[Start Listing]

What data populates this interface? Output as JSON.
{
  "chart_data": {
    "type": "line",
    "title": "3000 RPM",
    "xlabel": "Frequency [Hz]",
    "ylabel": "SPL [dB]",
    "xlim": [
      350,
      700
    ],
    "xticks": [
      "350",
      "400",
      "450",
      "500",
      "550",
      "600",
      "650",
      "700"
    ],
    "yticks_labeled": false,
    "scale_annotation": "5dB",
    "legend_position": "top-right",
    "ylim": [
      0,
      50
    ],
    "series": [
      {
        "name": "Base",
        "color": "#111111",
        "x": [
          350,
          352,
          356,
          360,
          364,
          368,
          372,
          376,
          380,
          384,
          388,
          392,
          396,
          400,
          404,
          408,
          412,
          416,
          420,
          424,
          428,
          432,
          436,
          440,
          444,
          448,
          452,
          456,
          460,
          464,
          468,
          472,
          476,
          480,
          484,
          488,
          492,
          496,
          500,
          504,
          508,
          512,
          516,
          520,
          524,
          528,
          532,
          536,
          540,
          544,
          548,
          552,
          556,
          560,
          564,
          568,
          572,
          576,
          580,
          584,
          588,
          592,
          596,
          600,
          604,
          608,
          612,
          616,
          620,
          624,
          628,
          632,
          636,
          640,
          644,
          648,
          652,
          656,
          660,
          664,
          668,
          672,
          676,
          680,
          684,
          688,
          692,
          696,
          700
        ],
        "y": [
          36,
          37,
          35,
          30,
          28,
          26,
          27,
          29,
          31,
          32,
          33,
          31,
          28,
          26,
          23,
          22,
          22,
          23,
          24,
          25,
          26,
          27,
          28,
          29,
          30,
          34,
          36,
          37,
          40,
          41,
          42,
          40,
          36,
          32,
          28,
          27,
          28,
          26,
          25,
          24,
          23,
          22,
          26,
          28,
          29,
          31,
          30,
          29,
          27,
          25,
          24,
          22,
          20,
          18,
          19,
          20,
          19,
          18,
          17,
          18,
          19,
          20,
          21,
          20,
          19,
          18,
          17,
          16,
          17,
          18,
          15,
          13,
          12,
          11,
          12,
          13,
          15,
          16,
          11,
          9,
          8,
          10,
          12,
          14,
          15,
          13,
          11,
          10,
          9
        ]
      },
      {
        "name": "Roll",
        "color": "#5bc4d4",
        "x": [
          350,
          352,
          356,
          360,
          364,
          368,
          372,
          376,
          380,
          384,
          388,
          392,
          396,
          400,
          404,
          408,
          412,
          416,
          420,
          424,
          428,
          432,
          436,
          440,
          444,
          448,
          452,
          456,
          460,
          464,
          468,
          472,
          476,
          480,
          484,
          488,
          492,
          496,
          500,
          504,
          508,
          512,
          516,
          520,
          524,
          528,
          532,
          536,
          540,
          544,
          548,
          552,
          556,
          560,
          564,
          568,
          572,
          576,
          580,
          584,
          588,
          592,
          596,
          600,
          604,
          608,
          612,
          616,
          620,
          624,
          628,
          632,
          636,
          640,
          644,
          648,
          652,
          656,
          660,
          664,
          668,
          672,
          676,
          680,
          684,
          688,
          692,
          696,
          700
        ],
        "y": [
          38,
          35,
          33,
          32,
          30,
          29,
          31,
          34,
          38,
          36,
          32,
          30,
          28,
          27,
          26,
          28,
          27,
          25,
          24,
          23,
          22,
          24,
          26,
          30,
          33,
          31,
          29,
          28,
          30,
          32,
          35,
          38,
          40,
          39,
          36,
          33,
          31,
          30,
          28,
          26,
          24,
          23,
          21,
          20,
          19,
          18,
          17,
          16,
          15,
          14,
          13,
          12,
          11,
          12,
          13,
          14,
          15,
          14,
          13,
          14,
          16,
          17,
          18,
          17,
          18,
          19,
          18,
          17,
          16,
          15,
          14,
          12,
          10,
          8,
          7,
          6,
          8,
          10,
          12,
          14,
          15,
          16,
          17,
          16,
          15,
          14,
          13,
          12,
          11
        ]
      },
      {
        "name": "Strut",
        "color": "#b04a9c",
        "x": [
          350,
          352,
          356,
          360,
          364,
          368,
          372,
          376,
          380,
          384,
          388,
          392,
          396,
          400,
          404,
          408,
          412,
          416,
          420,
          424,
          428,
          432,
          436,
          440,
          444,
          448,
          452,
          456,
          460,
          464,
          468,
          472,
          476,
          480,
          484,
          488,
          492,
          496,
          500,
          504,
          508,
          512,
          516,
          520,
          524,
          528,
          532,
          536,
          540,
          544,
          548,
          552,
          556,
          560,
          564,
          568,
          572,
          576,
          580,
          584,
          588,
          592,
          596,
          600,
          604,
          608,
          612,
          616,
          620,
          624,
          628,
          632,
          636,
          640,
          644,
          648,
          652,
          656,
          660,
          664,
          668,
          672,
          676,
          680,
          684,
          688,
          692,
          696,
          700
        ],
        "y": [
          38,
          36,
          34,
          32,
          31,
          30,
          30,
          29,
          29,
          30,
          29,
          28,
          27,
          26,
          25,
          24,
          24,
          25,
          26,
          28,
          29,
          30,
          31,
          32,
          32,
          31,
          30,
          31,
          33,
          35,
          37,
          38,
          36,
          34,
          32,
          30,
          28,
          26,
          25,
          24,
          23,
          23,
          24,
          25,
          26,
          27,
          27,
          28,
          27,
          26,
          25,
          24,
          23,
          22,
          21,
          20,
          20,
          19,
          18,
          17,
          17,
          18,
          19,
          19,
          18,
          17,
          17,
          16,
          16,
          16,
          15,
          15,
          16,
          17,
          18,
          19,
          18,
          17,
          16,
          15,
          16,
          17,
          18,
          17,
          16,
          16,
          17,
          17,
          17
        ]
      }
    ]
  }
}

[End Listing]

Your task is to output the full set of records exactly as presented.

Task output:
What data populates this interface? Output as JSON.
{
  "chart_data": {
    "type": "line",
    "title": "3000 RPM",
    "xlabel": "Frequency [Hz]",
    "ylabel": "SPL [dB]",
    "xlim": [
      350,
      700
    ],
    "xticks": [
      "350",
      "400",
      "450",
      "500",
      "550",
      "600",
      "650",
      "700"
    ],
    "yticks_labeled": false,
    "scale_annotation": "5dB",
    "legend_position": "top-right",
    "ylim": [
      0,
      50
    ],
    "series": [
      {
        "name": "Base",
        "color": "#111111",
        "x": [
          350,
          352,
          356,
          360,
          364,
          368,
          372,
          376,
          380,
          384,
          388,
          392,
          396,
          400,
          404,
          408,
          412,
          416,
          420,
          424,
          428,
          432,
          436,
          440,
          444,
          448,
          452,
          456,
          460,
          464,
          468,
          472,
          476,
          480,
          484,
          488,
          492,
          496,
          500,
          504,
          508,
          512,
          516,
          520,
          524,
          528,
          532,
          536,
          540,
          544,
          548,
          552,
          556,
          560,
          564,
          568,
          572,
          576,
          580,
          584,
          588,
          592,
          596,
          600,
          604,
          608,
          612,
          616,
          620,
          624,
          628,
          632,
          636,
          640,
          644,
          648,
          652,
          656,
          660,
          664,
          668,
          672,
          676,
          680,
          684,
          688,
          692,
          696,
          700
        ],
        "y": [
          36,
          37,
          35,
          30,
          28,
          26,
          27,
          29,
          31,
          32,
          33,
          31,
          28,
          26,
          23,
          22,
          22,
          23,
          24,
          25,
          26,
          27,
          28,
          29,
          30,
          34,
          36,
          37,
          40,
          41,
          42,
          40,
          36,
          32,
          28,
          27,
          28,
          26,
          25,
          24,
          23,
          22,
          26,
          28,
          29,
          31,
          30,
          29,
          27,
          25,
          24,
          22,
          20,
          18,
          19,
          20,
          19,
          18,
          17,
          18,
          19,
          20,
          21,
          20,
          19,
          18,
          17,
          16,
          17,
          18,
          15,
          13,
          12,
          11,
          12,
          13,
          15,
          16,
          11,
          9,
          8,
          10,
          12,
          14,
          15,
          13,
          11,
          10,
          9
        ]
      },
      {
        "name": "Roll",
        "color": "#5bc4d4",
        "x": [
          350,
          352,
          356,
          360,
          364,
          368,
          372,
          376,
          380,
          384,
          388,
          392,
          396,
          400,
          404,
          408,
          412,
          416,
          420,
          424,
          428,
          432,
          436,
          440,
          444,
          448,
          452,
          456,
          460,
          464,
          468,
          472,
          476,
          480,
          484,
          488,
          492,
          496,
          500,
          504,
          508,
          512,
          516,
          520,
          524,
          528,
          532,
          536,
          540,
          544,
          548,
          552,
          556,
          560,
          564,
          568,
          572,
          576,
          580,
          584,
          588,
          592,
          596,
          600,
          604,
          608,
          612,
          616,
          620,
          624,
          628,
          632,
          636,
          640,
          644,
          648,
          652,
          656,
          660,
          664,
          668,
          672,
          676,
          680,
          684,
          688,
          692,
          696,
          700
        ],
        "y": [
          38,
          35,
          33,
          32,
          30,
          29,
          31,
          34,
          38,
          36,
          32,
          30,
          28,
          27,
          26,
          28,
          27,
          25,
          24,
          23,
          22,
          24,
          26,
          30,
          33,
          31,
          29,
          28,
          30,
          32,
          35,
          38,
          40,
          39,
          36,
          33,
          31,
          30,
          28,
          26,
          24,
          23,
          21,
          20,
          19,
          18,
          17,
          16,
          15,
          14,
          13,
          12,
          11,
          12,
          13,
          14,
          15,
          14,
          13,
          14,
          16,
          17,
          18,
          17,
          18,
          19,
          18,
          17,
          16,
          15,
          14,
          12,
          10,
          8,
          7,
          6,
          8,
          10,
          12,
          14,
          15,
          16,
          17,
          16,
          15,
          14,
          13,
          12,
          11
        ]
      },
      {
        "name": "Strut",
        "color": "#b04a9c",
        "x": [
          350,
          352,
          356,
          360,
          364,
          368,
          372,
          376,
          380,
          384,
          388,
          392,
          396,
          400,
          404,
          408,
          412,
          416,
          420,
          424,
          428,
          432,
          436,
          440,
          444,
          448,
          452,
          456,
          460,
          464,
          468,
          472,
          476,
          480,
          484,
          488,
          492,
          496,
          500,
          504,
          508,
          512,
          516,
          520,
          524,
          528,
          532,
          536,
          540,
          544,
          548,
          552,
          556,
          560,
          564,
          568,
          572,
          576,
          580,
          584,
          588,
          592,
          596,
          600,
          604,
          608,
          612,
          616,
          620,
          624,
          628,
          632,
          636,
          640,
          644,
          648,
          652,
          656,
          660,
          664,
          668,
          672,
          676,
          680,
          684,
          688,
          692,
          696,
          700
        ],
        "y": [
          38,
          36,
          34,
          32,
          31,
          30,
          30,
          29,
          29,
          30,
          29,
          28,
          27,
          26,
          25,
          24,
          24,
          25,
          26,
          28,
          29,
          30,
          31,
          32,
          32,
          31,
          30,
          31,
          33,
          35,
          37,
          38,
          36,
          34,
          32,
          30,
          28,
          26,
          25,
          24,
          23,
          23,
          24,
          25,
          26,
          27,
          27,
          28,
          27,
          26,
          25,
          24,
          23,
          22,
          21,
          20,
          20,
          19,
          18,
          17,
          17,
          18,
          19,
          19,
          18,
          17,
          17,
          16,
          16,
          16,
          15,
          15,
          16,
          17,
          18,
          19,
          18,
          17,
          16,
          15,
          16,
          17,
          18,
          17,
          16,
          16,
          17,
          17,
          17
        ]
      }
    ]
  }
}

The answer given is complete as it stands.